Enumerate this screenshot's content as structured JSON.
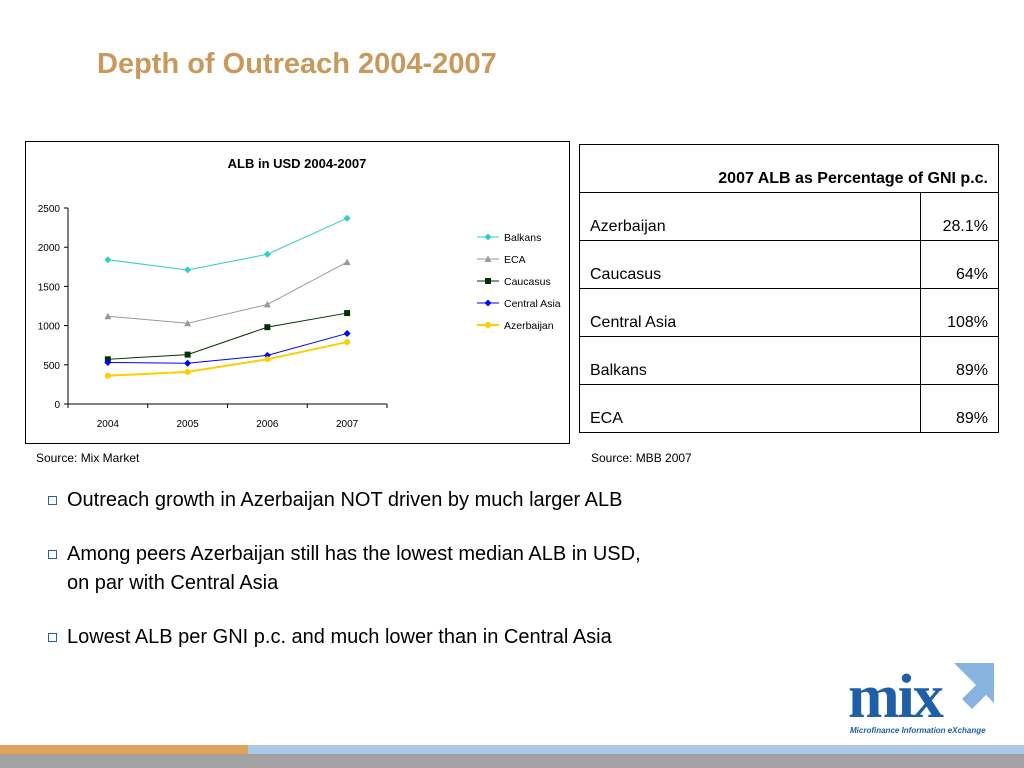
{
  "slide": {
    "title": "Depth of Outreach 2004-2007",
    "chart_source": "Source: Mix Market",
    "table_source": "Source: MBB 2007"
  },
  "chart_data": {
    "type": "line",
    "title": "ALB in USD 2004-2007",
    "xlabel": "",
    "ylabel": "",
    "x": [
      "2004",
      "2005",
      "2006",
      "2007"
    ],
    "ylim": [
      0,
      2500
    ],
    "yticks": [
      0,
      500,
      1000,
      1500,
      2000,
      2500
    ],
    "legend_position": "right",
    "series": [
      {
        "name": "Balkans",
        "values": [
          1840,
          1710,
          1910,
          2370
        ],
        "color": "#33cccc",
        "marker": "diamond"
      },
      {
        "name": "ECA",
        "values": [
          1120,
          1030,
          1270,
          1810
        ],
        "color": "#999999",
        "marker": "triangle"
      },
      {
        "name": "Caucasus",
        "values": [
          570,
          630,
          980,
          1160
        ],
        "color": "#003300",
        "marker": "square"
      },
      {
        "name": "Central Asia",
        "values": [
          530,
          520,
          620,
          900
        ],
        "color": "#0000ff",
        "marker": "diamond"
      },
      {
        "name": "Azerbaijan",
        "values": [
          360,
          410,
          570,
          790
        ],
        "color": "#ffcc00",
        "marker": "circle"
      }
    ]
  },
  "gni_table": {
    "header": "2007 ALB as Percentage of GNI p.c.",
    "rows": [
      {
        "country": "Azerbaijan",
        "value": "28.1%"
      },
      {
        "country": "Caucasus",
        "value": "64%"
      },
      {
        "country": "Central Asia",
        "value": "108%"
      },
      {
        "country": "Balkans",
        "value": "89%"
      },
      {
        "country": "ECA",
        "value": "89%"
      }
    ]
  },
  "bullets": [
    {
      "text": "Outreach growth in Azerbaijan NOT driven by much larger ALB"
    },
    {
      "line1": "Among peers Azerbaijan still has the lowest median ALB in USD,",
      "line2": "on par with Central Asia"
    },
    {
      "text": "Lowest ALB per GNI p.c. and much lower than in Central Asia"
    }
  ],
  "logo": {
    "word": "mix",
    "tagline": "Microfinance Information eXchange"
  },
  "colors": {
    "title": "#c9995c",
    "logo_blue": "#1f5fa8",
    "logo_light": "#7fb0dd",
    "bar_orange": "#e0a35c",
    "bar_blue": "#a9c9e6",
    "bar_gray": "#a2a2a2",
    "bullet_box": "#2a5ea5"
  }
}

PROMPT -> Count the lines of the data that contain the string "Outreach", and reply with that number alone.

RESPONSE TO THIS TASK -> 2